The request: Copy out every line of the records below word for word, omitting the pictures.

***** Material shown *****

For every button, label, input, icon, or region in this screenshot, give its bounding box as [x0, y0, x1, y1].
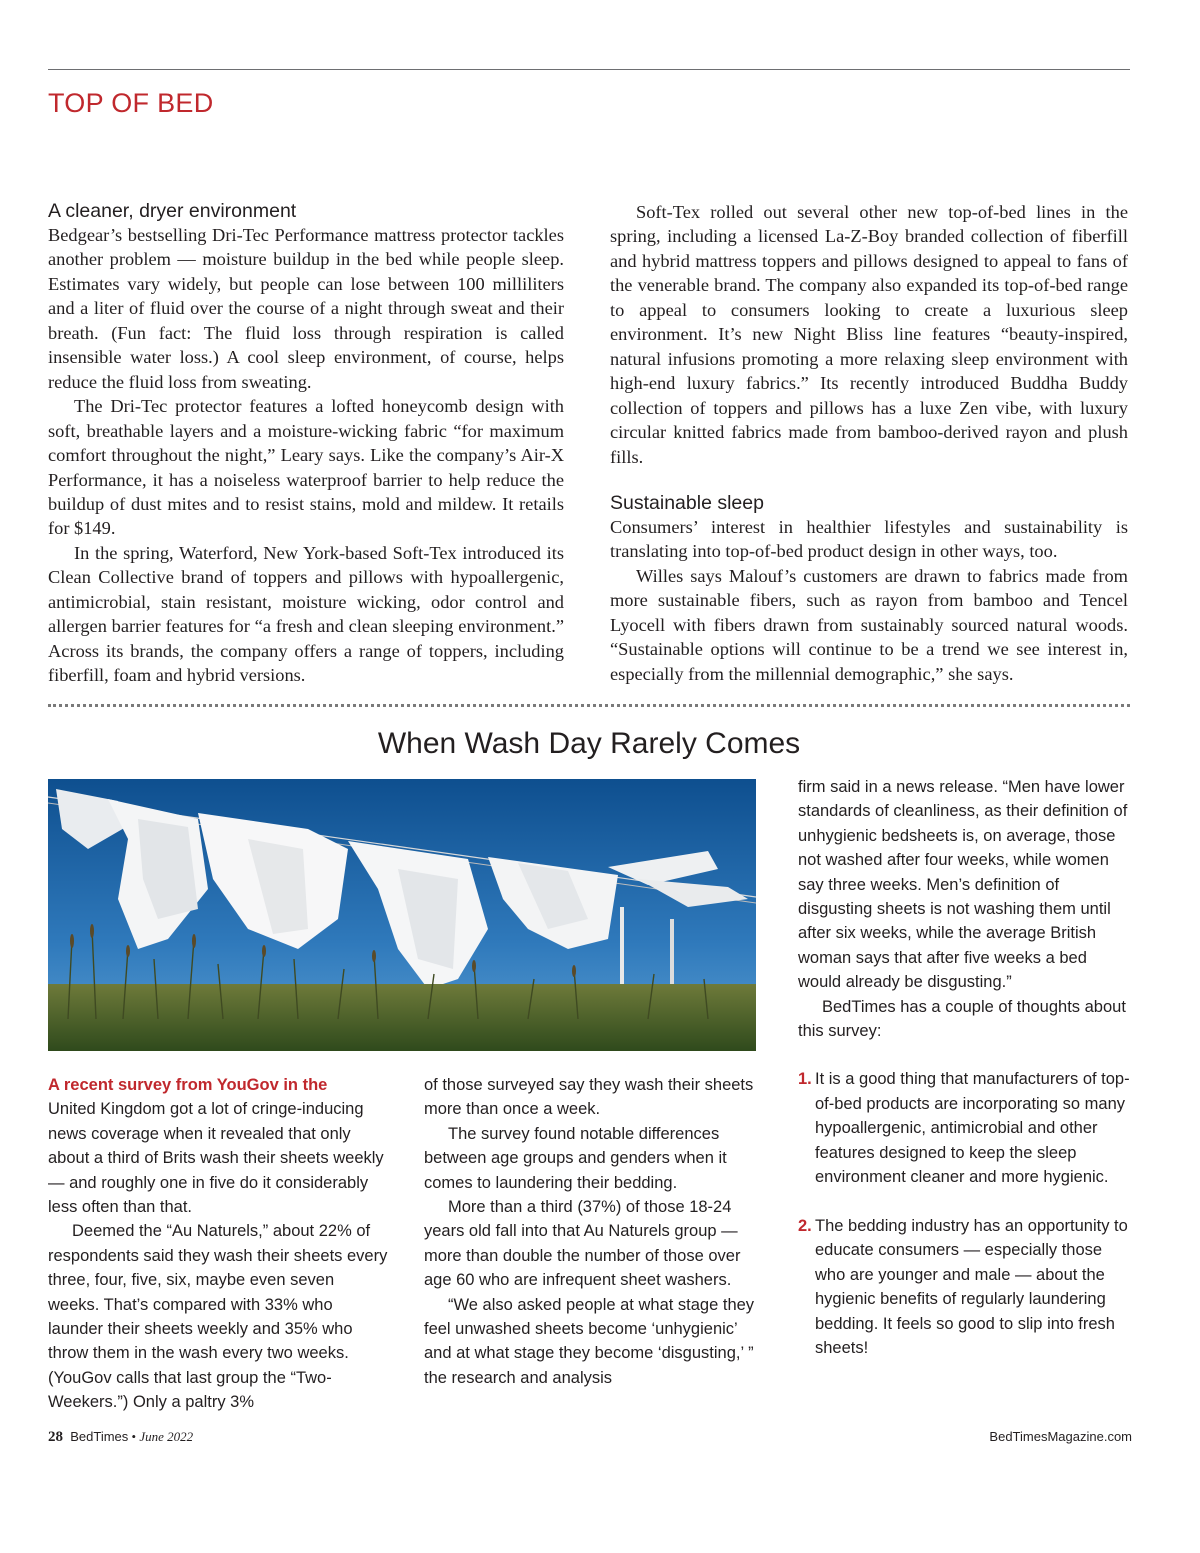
dotted-divider: [48, 704, 1130, 707]
sidebar-paragraph: firm said in a news release. “Men have lower standards of cleanliness, as their definition of unhygienic bedsheets is, on average, those not washed after four weeks, while women say three weeks. Men’s definition of disgusting sheets is not washing them until after six weeks, while the average British woman says that after five weeks a bed would already be disgusting.”: [798, 778, 1128, 992]
sidebar-paragraph: of those surveyed say they wash their sheets more than once a week.: [424, 1076, 754, 1119]
list-item-text: The bedding industry has an opportunity to educate consumers — especially those who are younger and male — about the hygienic benefits of regularly laundering bedding. It feels so good to slip into fresh sheets!: [815, 1216, 1128, 1357]
article-paragraph: The Dri-Tec protector features a lofted honeycomb design with soft, breathable layers and a moisture-wicking fabric “for maximum comfort throughout the night,” Leary says. Like the company’s Air-X Performance, it has a noiseless waterproof barrier to help reduce the buildup of dust mites and to resist stains, mold and mildew. It retails for $149.: [48, 396, 564, 539]
sidebar-title: When Wash Day Rarely Comes: [377, 727, 801, 760]
sidebar-lead-in: A recent survey from YouGov in the: [48, 1076, 328, 1094]
list-item-text: It is a good thing that manufacturers of top-of-bed products are incorporating so many hypoallergenic, antimicrobial and other features designed to keep the sleep environment cleaner and more hygienic.: [815, 1070, 1130, 1187]
issue-date: June 2022: [139, 1429, 194, 1444]
list-item: [798, 1214, 1133, 1360]
top-rule: [48, 69, 1130, 70]
footer-separator: •: [131, 1429, 137, 1444]
thoughts-list: [798, 1067, 1133, 1360]
publication-name: BedTimes: [70, 1429, 129, 1444]
article-paragraph: Bedgear’s bestselling Dri-Tec Performance mattress protector tackles another problem — moisture buildup in the bed while people sleep. Estimates vary widely, but people can lose between 100 milliliters and a liter of fluid over the course of a night through sweat and their breath. (Fun fact: The fluid loss through respiration is called insensible water loss.) A cool sleep environment, of course, helps reduce the fluid loss from sweating.: [48, 225, 564, 392]
section-label: TOP OF BED: [48, 88, 214, 118]
article-paragraph: Soft-Tex rolled out several other new top-of-bed lines in the spring, including a licensed La-Z-Boy branded collection of fiberfill and hybrid mattress toppers and pillows designed to appeal to fans of the venerable brand. The company also expanded its top-of-bed range to appeal to consumers looking to create a luxurious sleep environment. It’s new Night Bliss line features “beauty-inspired, natural infusions promoting a more relaxing sleep environment with high-end luxury fabrics.” Its recently introduced Buddha Buddy collection of toppers and pillows has a luxe Zen vibe, with luxury circular knitted fabrics made from bamboo-derived rayon and plush fills.: [610, 202, 1128, 467]
article-column-2: [610, 200, 1128, 686]
sidebar-text: United Kingdom got a lot of cringe-inducing news coverage when it revealed that only about a third of Brits wash their sheets weekly — and roughly one in five do it considerably less often than that.: [48, 1100, 384, 1217]
sidebar-paragraph: [48, 1073, 388, 1219]
list-number: 2.: [798, 1216, 812, 1235]
article-paragraph: Willes says Malouf’s customers are drawn to fabrics made from more sustainable fibers, such as rayon from bamboo and Tencel Lyocell with fibers drawn from sustainably sourced natural woods. “Sustainable options will continue to be a trend we see interest in, especially from the millennial demographic,” she says.: [610, 565, 1128, 684]
sidebar-column-1: [48, 1073, 388, 1415]
sidebar-paragraph: BedTimes has a couple of thoughts about this survey:: [798, 997, 1126, 1041]
article-column-1: [48, 199, 564, 688]
article-paragraph: In the spring, Waterford, New York-based Soft-Tex introduced its Clean Collective brand of toppers and pillows with hypoallergenic, antimicrobial, stain resistant, moisture wicking, odor control and allergen barrier features for “a fresh and clean sleeping environment.” Across its brands, the company offers a range of toppers, including fiberfill, foam and hybrid versions.: [48, 542, 564, 686]
sidebar-column-3: [798, 775, 1133, 1385]
article-paragraph: Consumers’ interest in healthier lifestyles and sustainability is translating into top-of-bed product design in other ways, too.: [610, 516, 1128, 562]
subheading-cleaner-environment: A cleaner, dryer environment: [48, 200, 297, 222]
sidebar-paragraph: “We also asked people at what stage they feel unwashed sheets become ‘unhygienic’ and at what stage they become ‘disgusting,’ ” the research and analysis: [424, 1295, 755, 1387]
sidebar-paragraph: The survey found notable differences between age groups and genders when it comes to laundering their bedding.: [424, 1124, 727, 1192]
page-number: 28: [48, 1429, 63, 1445]
laundry-photo: [48, 779, 756, 1051]
list-number: 1.: [798, 1070, 812, 1089]
sidebar-column-2: [424, 1073, 759, 1390]
footer-website: BedTimesMagazine.com: [989, 1429, 1132, 1444]
sidebar-paragraph: Deemed the “Au Naturels,” about 22% of respondents said they wash their sheets every three, four, five, six, maybe even seven weeks. That’s compared with 33% who launder their sheets weekly and 35% who throw them in the wash every two weeks. (YouGov calls that last group the “Two-Weekers.”) Only a paltry 3%: [48, 1222, 388, 1412]
footer-left: [48, 1429, 193, 1446]
sidebar-paragraph: More than a third (37%) of those 18-24 years old fall into that Au Naturels group — more than double the number of those over age 60 who are infrequent sheet washers.: [424, 1198, 741, 1290]
subheading-sustainable-sleep: Sustainable sleep: [610, 491, 764, 514]
list-item: [798, 1067, 1133, 1189]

*****

Exercise response:
For every button, label, input, icon, or region in this screenshot, give its bounding box as [x0, y0, x1, y1].
dotted-divider: [48, 704, 1130, 707]
sidebar-paragraph: firm said in a news release. “Men have lower standards of cleanliness, as their definition of unhygienic bedsheets is, on average, those not washed after four weeks, while women say three weeks. Men’s definition of disgusting sheets is not washing them until after six weeks, while the average British woman says that after five weeks a bed would already be disgusting.”: [798, 778, 1128, 992]
sidebar-paragraph: of those surveyed say they wash their sheets more than once a week.: [424, 1076, 754, 1119]
list-item-text: The bedding industry has an opportunity to educate consumers — especially those who are younger and male — about the hygienic benefits of regularly laundering bedding. It feels so good to slip into fresh sheets!: [815, 1216, 1128, 1357]
article-paragraph: The Dri-Tec protector features a lofted honeycomb design with soft, breathable layers and a moisture-wicking fabric “for maximum comfort throughout the night,” Leary says. Like the company’s Air-X Performance, it has a noiseless waterproof barrier to help reduce the buildup of dust mites and to resist stains, mold and mildew. It retails for $149.: [48, 396, 564, 539]
sidebar-title: When Wash Day Rarely Comes: [377, 727, 801, 760]
sidebar-lead-in: A recent survey from YouGov in the: [48, 1076, 328, 1094]
list-item-text: It is a good thing that manufacturers of top-of-bed products are incorporating so many hypoallergenic, antimicrobial and other features designed to keep the sleep environment cleaner and more hygienic.: [815, 1070, 1130, 1187]
issue-date: June 2022: [139, 1429, 194, 1444]
list-item: [798, 1214, 1133, 1360]
top-rule: [48, 69, 1130, 70]
footer-separator: •: [131, 1429, 137, 1444]
thoughts-list: [798, 1067, 1133, 1360]
publication-name: BedTimes: [70, 1429, 129, 1444]
article-paragraph: Bedgear’s bestselling Dri-Tec Performance mattress protector tackles another problem — moisture buildup in the bed while people sleep. Estimates vary widely, but people can lose between 100 milliliters and a liter of fluid over the course of a night through sweat and their breath. (Fun fact: The fluid loss through respiration is called insensible water loss.) A cool sleep environment, of course, helps reduce the fluid loss from sweating.: [48, 225, 564, 392]
section-label: TOP OF BED: [48, 88, 214, 118]
article-paragraph: Soft-Tex rolled out several other new top-of-bed lines in the spring, including a licensed La-Z-Boy branded collection of fiberfill and hybrid mattress toppers and pillows designed to appeal to fans of the venerable brand. The company also expanded its top-of-bed range to appeal to consumers looking to create a luxurious sleep environment. It’s new Night Bliss line features “beauty-inspired, natural infusions promoting a more relaxing sleep environment with high-end luxury fabrics.” Its recently introduced Buddha Buddy collection of toppers and pillows has a luxe Zen vibe, with luxury circular knitted fabrics made from bamboo-derived rayon and plush fills.: [610, 202, 1128, 467]
article-column-2: [610, 200, 1128, 686]
sidebar-text: United Kingdom got a lot of cringe-inducing news coverage when it revealed that only about a third of Brits wash their sheets weekly — and roughly one in five do it considerably less often than that.: [48, 1100, 384, 1217]
sidebar-paragraph: [48, 1073, 388, 1219]
list-number: 2.: [798, 1216, 812, 1235]
article-paragraph: Willes says Malouf’s customers are drawn to fabrics made from more sustainable fibers, such as rayon from bamboo and Tencel Lyocell with fibers drawn from sustainably sourced natural woods. “Sustainable options will continue to be a trend we see interest in, especially from the millennial demographic,” she says.: [610, 565, 1128, 684]
sidebar-column-1: [48, 1073, 388, 1415]
sidebar-paragraph: BedTimes has a couple of thoughts about this survey:: [798, 997, 1126, 1041]
article-column-1: [48, 199, 564, 688]
article-paragraph: In the spring, Waterford, New York-based Soft-Tex introduced its Clean Collective brand of toppers and pillows with hypoallergenic, antimicrobial, stain resistant, moisture wicking, odor control and allergen barrier features for “a fresh and clean sleeping environment.” Across its brands, the company offers a range of toppers, including fiberfill, foam and hybrid versions.: [48, 542, 564, 686]
sidebar-column-3: [798, 775, 1133, 1385]
article-paragraph: Consumers’ interest in healthier lifestyles and sustainability is translating into top-of-bed product design in other ways, too.: [610, 516, 1128, 562]
subheading-cleaner-environment: A cleaner, dryer environment: [48, 200, 297, 222]
sidebar-paragraph: “We also asked people at what stage they feel unwashed sheets become ‘unhygienic’ and at what stage they become ‘disgusting,’ ” the research and analysis: [424, 1295, 755, 1387]
sidebar-paragraph: The survey found notable differences between age groups and genders when it comes to laundering their bedding.: [424, 1124, 727, 1192]
page-number: 28: [48, 1429, 63, 1445]
laundry-photo: [48, 779, 756, 1051]
list-number: 1.: [798, 1070, 812, 1089]
sidebar-column-2: [424, 1073, 759, 1390]
footer-website: BedTimesMagazine.com: [989, 1429, 1132, 1444]
sidebar-paragraph: Deemed the “Au Naturels,” about 22% of respondents said they wash their sheets every three, four, five, six, maybe even seven weeks. That’s compared with 33% who launder their sheets weekly and 35% who throw them in the wash every two weeks. (YouGov calls that last group the “Two-Weekers.”) Only a paltry 3%: [48, 1222, 388, 1412]
footer-left: [48, 1429, 193, 1446]
sidebar-paragraph: More than a third (37%) of those 18-24 years old fall into that Au Naturels group — more than double the number of those over age 60 who are infrequent sheet washers.: [424, 1198, 741, 1290]
subheading-sustainable-sleep: Sustainable sleep: [610, 491, 764, 514]
list-item: [798, 1067, 1133, 1189]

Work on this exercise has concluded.